Return all lines from the listing below in which the string "Goods" occurs.

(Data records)
·····

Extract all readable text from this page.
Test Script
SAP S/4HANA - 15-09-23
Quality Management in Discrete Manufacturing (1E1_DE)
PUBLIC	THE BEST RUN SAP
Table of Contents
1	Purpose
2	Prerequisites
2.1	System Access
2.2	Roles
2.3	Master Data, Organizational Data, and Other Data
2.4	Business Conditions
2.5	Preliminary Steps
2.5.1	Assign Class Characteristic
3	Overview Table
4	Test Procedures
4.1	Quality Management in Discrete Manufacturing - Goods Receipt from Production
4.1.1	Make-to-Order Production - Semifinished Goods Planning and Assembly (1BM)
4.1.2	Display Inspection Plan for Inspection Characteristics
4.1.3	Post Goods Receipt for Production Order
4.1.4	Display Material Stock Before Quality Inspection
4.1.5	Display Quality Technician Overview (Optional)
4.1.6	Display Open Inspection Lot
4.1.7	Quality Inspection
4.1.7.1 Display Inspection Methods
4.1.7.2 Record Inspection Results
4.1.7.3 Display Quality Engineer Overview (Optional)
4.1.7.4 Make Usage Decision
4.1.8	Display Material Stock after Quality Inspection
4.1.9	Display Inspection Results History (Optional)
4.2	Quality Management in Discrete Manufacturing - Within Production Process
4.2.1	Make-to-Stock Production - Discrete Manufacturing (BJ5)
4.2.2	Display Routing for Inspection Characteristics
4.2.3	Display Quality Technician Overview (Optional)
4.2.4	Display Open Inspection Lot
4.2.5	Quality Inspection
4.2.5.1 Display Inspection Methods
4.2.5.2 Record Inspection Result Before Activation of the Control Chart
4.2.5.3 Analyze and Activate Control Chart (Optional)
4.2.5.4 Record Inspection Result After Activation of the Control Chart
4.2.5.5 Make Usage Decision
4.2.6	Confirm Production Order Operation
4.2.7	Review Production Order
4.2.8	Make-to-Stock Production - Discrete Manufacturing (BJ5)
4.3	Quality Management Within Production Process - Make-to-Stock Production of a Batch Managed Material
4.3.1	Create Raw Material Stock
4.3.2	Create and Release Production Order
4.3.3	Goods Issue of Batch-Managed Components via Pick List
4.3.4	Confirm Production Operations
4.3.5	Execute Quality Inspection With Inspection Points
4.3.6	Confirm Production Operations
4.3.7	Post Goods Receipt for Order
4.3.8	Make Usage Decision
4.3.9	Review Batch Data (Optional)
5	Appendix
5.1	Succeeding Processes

·····

Full output
4.1	Quality Management in Discrete Manufacturing - Goods Receipt from Production
4.1.1	Make-to-Order Production - Semifinished Goods Planning and Assembly (1BM)
4.1.3	Post Goods Receipt for Production Order
4.3.3	Goods Issue of Batch-Managed Components via Pick List
4.3.7	Post Goods Receipt for Order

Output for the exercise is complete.